**Task to carry out**.
Leave out every picture, then transcribe the rest of the listing exactly.

**Data shown**.
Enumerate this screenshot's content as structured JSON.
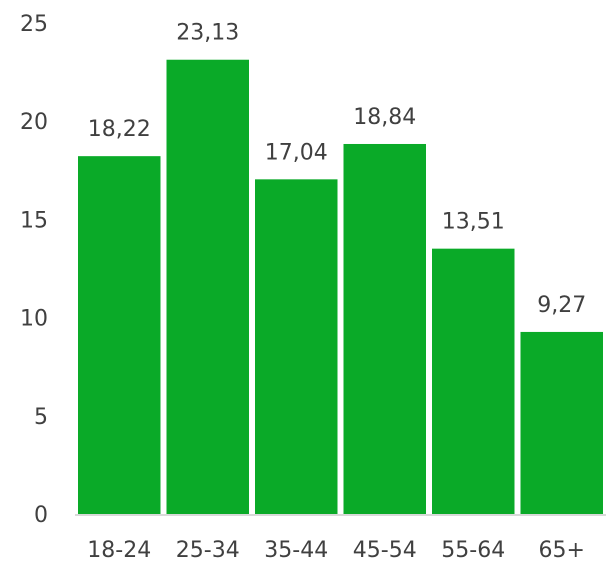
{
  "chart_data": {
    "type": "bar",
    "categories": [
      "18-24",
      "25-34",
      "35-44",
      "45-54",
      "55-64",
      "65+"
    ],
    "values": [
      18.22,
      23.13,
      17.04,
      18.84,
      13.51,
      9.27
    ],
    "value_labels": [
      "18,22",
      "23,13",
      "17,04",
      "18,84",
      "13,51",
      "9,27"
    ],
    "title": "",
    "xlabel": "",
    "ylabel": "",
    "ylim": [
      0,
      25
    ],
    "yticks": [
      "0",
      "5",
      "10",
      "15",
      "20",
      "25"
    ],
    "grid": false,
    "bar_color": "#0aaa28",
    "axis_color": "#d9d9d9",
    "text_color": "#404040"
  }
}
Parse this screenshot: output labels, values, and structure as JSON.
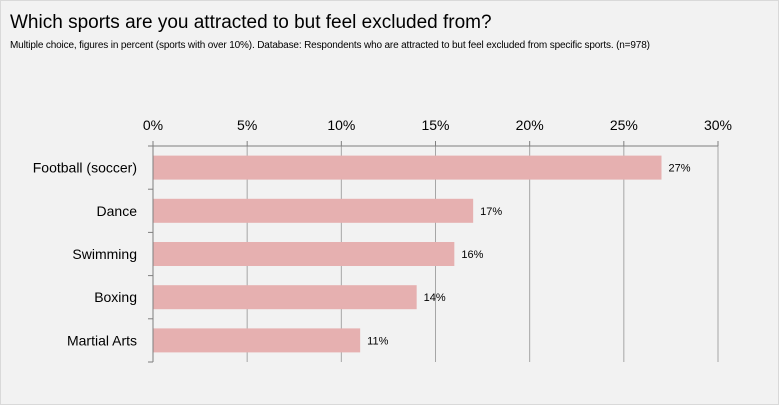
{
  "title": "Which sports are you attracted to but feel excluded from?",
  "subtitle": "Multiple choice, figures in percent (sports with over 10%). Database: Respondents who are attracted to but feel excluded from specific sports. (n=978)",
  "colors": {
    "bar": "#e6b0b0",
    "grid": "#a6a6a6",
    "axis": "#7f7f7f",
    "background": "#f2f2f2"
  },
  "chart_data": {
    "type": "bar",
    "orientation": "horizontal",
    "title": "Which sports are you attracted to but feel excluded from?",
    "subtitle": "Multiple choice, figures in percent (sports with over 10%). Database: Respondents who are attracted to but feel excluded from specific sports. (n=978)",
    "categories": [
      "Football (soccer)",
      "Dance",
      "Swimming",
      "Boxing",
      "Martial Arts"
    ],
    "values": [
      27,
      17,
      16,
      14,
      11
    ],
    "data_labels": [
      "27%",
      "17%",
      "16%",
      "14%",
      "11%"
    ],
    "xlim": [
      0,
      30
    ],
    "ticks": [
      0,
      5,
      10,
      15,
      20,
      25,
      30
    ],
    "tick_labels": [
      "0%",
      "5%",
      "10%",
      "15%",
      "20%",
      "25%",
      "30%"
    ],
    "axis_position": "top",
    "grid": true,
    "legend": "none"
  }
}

**Worked answer**.
Enumerate this screenshot's content as structured JSON.
{
  "chart_data": {
    "type": "bar",
    "categories": [
      "18-24",
      "25-34",
      "35-44",
      "45-54",
      "55-64",
      "65+"
    ],
    "values": [
      18.22,
      23.13,
      17.04,
      18.84,
      13.51,
      9.27
    ],
    "value_labels": [
      "18,22",
      "23,13",
      "17,04",
      "18,84",
      "13,51",
      "9,27"
    ],
    "title": "",
    "xlabel": "",
    "ylabel": "",
    "ylim": [
      0,
      25
    ],
    "yticks": [
      "0",
      "5",
      "10",
      "15",
      "20",
      "25"
    ],
    "grid": false,
    "bar_color": "#0aaa28",
    "axis_color": "#d9d9d9",
    "text_color": "#404040"
  }
}
Parse this screenshot: output labels, values, and structure as JSON.
{
  "title": "Which sports are you attracted to but feel excluded from?",
  "subtitle": "Multiple choice, figures in percent (sports with over 10%). Database: Respondents who are attracted to but feel excluded from specific sports. (n=978)",
  "colors": {
    "bar": "#e6b0b0",
    "grid": "#a6a6a6",
    "axis": "#7f7f7f",
    "background": "#f2f2f2"
  },
  "chart_data": {
    "type": "bar",
    "orientation": "horizontal",
    "title": "Which sports are you attracted to but feel excluded from?",
    "subtitle": "Multiple choice, figures in percent (sports with over 10%). Database: Respondents who are attracted to but feel excluded from specific sports. (n=978)",
    "categories": [
      "Football (soccer)",
      "Dance",
      "Swimming",
      "Boxing",
      "Martial Arts"
    ],
    "values": [
      27,
      17,
      16,
      14,
      11
    ],
    "data_labels": [
      "27%",
      "17%",
      "16%",
      "14%",
      "11%"
    ],
    "xlim": [
      0,
      30
    ],
    "ticks": [
      0,
      5,
      10,
      15,
      20,
      25,
      30
    ],
    "tick_labels": [
      "0%",
      "5%",
      "10%",
      "15%",
      "20%",
      "25%",
      "30%"
    ],
    "axis_position": "top",
    "grid": true,
    "legend": "none"
  }
}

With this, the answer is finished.